## What to work on
Each entry below should be printed exactly as given.

## Material to process
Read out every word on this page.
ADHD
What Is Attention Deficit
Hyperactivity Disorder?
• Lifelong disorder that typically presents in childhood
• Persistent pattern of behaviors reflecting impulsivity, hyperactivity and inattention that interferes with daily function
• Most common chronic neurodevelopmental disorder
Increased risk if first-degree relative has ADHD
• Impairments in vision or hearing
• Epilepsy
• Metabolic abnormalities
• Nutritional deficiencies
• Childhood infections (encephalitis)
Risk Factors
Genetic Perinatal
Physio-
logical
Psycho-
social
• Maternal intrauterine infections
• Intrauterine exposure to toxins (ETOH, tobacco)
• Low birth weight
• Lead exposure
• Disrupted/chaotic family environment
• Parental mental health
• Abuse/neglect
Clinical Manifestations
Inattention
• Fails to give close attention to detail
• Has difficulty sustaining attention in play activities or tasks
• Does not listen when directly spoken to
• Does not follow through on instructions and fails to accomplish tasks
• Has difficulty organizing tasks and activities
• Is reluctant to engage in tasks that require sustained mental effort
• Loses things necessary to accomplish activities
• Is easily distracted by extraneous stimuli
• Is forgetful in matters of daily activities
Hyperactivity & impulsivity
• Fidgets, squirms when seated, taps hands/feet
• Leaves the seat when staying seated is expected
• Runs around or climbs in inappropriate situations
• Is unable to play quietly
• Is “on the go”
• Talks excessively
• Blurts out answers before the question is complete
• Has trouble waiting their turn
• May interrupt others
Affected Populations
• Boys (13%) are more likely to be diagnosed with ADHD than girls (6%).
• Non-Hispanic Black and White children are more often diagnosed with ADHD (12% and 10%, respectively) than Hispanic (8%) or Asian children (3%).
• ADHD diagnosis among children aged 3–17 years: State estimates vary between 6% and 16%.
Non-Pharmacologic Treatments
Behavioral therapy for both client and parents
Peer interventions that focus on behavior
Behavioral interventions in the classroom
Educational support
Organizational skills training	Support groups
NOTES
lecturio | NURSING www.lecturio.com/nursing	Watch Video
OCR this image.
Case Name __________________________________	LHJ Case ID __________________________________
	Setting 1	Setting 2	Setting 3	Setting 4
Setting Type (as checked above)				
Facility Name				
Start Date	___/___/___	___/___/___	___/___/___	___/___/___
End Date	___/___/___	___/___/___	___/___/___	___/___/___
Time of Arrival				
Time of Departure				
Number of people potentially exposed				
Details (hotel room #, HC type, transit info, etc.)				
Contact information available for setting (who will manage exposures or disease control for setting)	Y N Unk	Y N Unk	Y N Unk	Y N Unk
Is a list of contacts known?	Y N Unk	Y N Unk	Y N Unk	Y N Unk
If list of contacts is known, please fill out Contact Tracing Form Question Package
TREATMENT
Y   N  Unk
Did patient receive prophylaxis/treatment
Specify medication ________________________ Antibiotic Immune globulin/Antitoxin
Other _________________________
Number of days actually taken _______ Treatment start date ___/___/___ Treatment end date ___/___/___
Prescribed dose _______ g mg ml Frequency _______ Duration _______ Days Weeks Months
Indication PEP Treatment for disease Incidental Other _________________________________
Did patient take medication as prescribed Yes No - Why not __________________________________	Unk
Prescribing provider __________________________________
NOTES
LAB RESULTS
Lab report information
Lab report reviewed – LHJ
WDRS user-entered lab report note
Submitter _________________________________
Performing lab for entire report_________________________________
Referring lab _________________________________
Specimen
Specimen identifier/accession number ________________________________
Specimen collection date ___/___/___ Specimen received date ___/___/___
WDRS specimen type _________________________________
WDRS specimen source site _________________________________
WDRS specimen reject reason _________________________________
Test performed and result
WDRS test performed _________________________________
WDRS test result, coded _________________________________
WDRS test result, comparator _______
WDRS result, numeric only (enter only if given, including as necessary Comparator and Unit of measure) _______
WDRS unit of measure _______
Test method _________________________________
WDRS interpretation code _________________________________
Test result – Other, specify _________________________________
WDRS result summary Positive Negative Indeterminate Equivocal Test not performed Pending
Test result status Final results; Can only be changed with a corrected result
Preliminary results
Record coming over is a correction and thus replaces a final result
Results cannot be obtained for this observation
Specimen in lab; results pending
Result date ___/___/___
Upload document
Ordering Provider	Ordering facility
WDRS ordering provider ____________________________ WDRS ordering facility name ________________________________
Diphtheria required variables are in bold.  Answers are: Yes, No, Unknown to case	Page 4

## Response area
Read out every word on this page.
ADHD
What Is Attention Deficit
Hyperactivity Disorder?
• Lifelong disorder that typically presents in childhood
• Persistent pattern of behaviors reflecting impulsivity, hyperactivity and inattention that interferes with daily function
• Most common chronic neurodevelopmental disorder
Increased risk if first-degree relative has ADHD
• Impairments in vision or hearing
• Epilepsy
• Metabolic abnormalities
• Nutritional deficiencies
• Childhood infections (encephalitis)
Risk Factors
Genetic Perinatal
Physio-
logical
Psycho-
social
• Maternal intrauterine infections
• Intrauterine exposure to toxins (ETOH, tobacco)
• Low birth weight
• Lead exposure
• Disrupted/chaotic family environment
• Parental mental health
• Abuse/neglect
Clinical Manifestations
Inattention
• Fails to give close attention to detail
• Has difficulty sustaining attention in play activities or tasks
• Does not listen when directly spoken to
• Does not follow through on instructions and fails to accomplish tasks
• Has difficulty organizing tasks and activities
• Is reluctant to engage in tasks that require sustained mental effort
• Loses things necessary to accomplish activities
• Is easily distracted by extraneous stimuli
• Is forgetful in matters of daily activities
Hyperactivity & impulsivity
• Fidgets, squirms when seated, taps hands/feet
• Leaves the seat when staying seated is expected
• Runs around or climbs in inappropriate situations
• Is unable to play quietly
• Is “on the go”
• Talks excessively
• Blurts out answers before the question is complete
• Has trouble waiting their turn
• May interrupt others
Affected Populations
• Boys (13%) are more likely to be diagnosed with ADHD than girls (6%).
• Non-Hispanic Black and White children are more often diagnosed with ADHD (12% and 10%, respectively) than Hispanic (8%) or Asian children (3%).
• ADHD diagnosis among children aged 3–17 years: State estimates vary between 6% and 16%.
Non-Pharmacologic Treatments
Behavioral therapy for both client and parents
Peer interventions that focus on behavior
Behavioral interventions in the classroom
Educational support
Organizational skills training	Support groups
NOTES
lecturio | NURSING www.lecturio.com/nursing	Watch Video
OCR this image.
Case Name __________________________________	LHJ Case ID __________________________________
	Setting 1	Setting 2	Setting 3	Setting 4
Setting Type (as checked above)				
Facility Name				
Start Date	___/___/___	___/___/___	___/___/___	___/___/___
End Date	___/___/___	___/___/___	___/___/___	___/___/___
Time of Arrival				
Time of Departure				
Number of people potentially exposed				
Details (hotel room #, HC type, transit info, etc.)				
Contact information available for setting (who will manage exposures or disease control for setting)	Y N Unk	Y N Unk	Y N Unk	Y N Unk
Is a list of contacts known?	Y N Unk	Y N Unk	Y N Unk	Y N Unk
If list of contacts is known, please fill out Contact Tracing Form Question Package
TREATMENT
Y   N  Unk
Did patient receive prophylaxis/treatment
Specify medication ________________________ Antibiotic Immune globulin/Antitoxin
Other _________________________
Number of days actually taken _______ Treatment start date ___/___/___ Treatment end date ___/___/___
Prescribed dose _______ g mg ml Frequency _______ Duration _______ Days Weeks Months
Indication PEP Treatment for disease Incidental Other _________________________________
Did patient take medication as prescribed Yes No - Why not __________________________________	Unk
Prescribing provider __________________________________
NOTES
LAB RESULTS
Lab report information
Lab report reviewed – LHJ
WDRS user-entered lab report note
Submitter _________________________________
Performing lab for entire report_________________________________
Referring lab _________________________________
Specimen
Specimen identifier/accession number ________________________________
Specimen collection date ___/___/___ Specimen received date ___/___/___
WDRS specimen type _________________________________
WDRS specimen source site _________________________________
WDRS specimen reject reason _________________________________
Test performed and result
WDRS test performed _________________________________
WDRS test result, coded _________________________________
WDRS test result, comparator _______
WDRS result, numeric only (enter only if given, including as necessary Comparator and Unit of measure) _______
WDRS unit of measure _______
Test method _________________________________
WDRS interpretation code _________________________________
Test result – Other, specify _________________________________
WDRS result summary Positive Negative Indeterminate Equivocal Test not performed Pending
Test result status Final results; Can only be changed with a corrected result
Preliminary results
Record coming over is a correction and thus replaces a final result
Results cannot be obtained for this observation
Specimen in lab; results pending
Result date ___/___/___
Upload document
Ordering Provider	Ordering facility
WDRS ordering provider ____________________________ WDRS ordering facility name ________________________________
Diphtheria required variables are in bold.  Answers are: Yes, No, Unknown to case	Page 4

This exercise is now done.